**GIVEN PROBLEM**: Lines containing the word "Volume" are the ones to copy from the records below.
══════
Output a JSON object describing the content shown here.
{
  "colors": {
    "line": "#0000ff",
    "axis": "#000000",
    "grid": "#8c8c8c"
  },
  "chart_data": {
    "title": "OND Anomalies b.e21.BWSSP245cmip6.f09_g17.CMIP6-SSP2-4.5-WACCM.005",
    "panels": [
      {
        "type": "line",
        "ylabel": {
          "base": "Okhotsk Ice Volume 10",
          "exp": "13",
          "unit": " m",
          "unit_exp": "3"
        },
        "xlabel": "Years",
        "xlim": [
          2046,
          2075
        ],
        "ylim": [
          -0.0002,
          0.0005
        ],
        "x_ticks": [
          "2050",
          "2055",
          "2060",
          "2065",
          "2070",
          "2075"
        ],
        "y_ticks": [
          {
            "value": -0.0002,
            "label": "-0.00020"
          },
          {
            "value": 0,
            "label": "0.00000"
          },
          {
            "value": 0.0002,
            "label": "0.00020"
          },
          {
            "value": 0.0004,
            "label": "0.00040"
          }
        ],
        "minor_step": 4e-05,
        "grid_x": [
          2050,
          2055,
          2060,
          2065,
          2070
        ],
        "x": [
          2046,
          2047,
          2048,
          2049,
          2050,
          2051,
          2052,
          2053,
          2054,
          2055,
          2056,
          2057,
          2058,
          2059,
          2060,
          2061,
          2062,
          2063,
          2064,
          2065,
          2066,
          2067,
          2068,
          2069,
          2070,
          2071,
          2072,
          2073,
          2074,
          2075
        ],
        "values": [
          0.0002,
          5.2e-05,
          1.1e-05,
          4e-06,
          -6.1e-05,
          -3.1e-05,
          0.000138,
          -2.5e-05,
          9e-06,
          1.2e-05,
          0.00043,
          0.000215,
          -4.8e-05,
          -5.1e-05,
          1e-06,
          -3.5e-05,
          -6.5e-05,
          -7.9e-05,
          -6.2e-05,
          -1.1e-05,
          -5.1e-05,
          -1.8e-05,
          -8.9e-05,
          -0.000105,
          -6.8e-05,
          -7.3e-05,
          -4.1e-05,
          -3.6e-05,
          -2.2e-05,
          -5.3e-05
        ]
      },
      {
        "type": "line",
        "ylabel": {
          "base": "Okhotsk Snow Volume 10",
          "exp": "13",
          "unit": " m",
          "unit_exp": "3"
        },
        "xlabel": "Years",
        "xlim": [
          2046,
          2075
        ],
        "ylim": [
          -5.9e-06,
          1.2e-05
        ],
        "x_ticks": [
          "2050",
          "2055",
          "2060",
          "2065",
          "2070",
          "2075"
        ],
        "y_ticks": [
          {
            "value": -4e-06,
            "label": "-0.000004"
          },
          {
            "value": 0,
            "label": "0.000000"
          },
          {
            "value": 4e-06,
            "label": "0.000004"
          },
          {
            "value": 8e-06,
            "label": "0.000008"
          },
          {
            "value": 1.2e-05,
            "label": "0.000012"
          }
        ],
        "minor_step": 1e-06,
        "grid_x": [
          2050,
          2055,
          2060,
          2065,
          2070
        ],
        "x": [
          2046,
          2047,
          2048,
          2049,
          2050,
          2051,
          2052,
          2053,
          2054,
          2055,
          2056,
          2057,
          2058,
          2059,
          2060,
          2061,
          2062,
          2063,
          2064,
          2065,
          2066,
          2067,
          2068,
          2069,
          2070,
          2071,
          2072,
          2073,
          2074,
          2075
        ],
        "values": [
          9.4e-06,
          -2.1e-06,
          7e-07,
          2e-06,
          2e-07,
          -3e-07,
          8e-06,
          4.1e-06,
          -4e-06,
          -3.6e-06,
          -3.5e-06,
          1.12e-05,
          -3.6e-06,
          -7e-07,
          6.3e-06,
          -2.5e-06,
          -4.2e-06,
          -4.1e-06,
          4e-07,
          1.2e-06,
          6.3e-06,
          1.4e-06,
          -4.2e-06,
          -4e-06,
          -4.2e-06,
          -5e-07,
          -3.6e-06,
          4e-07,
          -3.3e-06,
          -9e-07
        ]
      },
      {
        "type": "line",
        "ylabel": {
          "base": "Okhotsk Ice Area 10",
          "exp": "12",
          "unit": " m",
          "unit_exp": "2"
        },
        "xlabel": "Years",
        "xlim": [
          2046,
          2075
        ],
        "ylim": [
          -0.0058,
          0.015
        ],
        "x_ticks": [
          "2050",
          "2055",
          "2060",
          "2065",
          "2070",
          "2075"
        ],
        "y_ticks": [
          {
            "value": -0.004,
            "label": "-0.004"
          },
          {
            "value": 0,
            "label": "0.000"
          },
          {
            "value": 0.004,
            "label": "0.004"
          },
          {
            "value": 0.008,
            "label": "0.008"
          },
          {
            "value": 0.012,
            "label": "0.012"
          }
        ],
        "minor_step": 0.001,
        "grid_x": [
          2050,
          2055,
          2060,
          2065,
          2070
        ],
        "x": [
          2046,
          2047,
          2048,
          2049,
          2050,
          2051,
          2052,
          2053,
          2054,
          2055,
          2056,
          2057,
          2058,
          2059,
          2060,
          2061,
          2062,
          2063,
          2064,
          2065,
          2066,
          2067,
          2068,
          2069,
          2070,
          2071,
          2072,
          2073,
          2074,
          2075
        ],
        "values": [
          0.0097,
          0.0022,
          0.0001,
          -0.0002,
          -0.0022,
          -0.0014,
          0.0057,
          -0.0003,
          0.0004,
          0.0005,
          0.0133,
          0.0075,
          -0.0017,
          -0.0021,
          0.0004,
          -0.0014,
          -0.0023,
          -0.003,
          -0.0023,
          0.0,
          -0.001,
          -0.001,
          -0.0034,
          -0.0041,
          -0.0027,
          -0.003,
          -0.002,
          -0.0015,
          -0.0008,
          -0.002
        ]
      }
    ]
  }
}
══════
**TASK SOLUTION**:
          "base": "Okhotsk Ice Volume 10",
          "base": "Okhotsk Snow Volume 10",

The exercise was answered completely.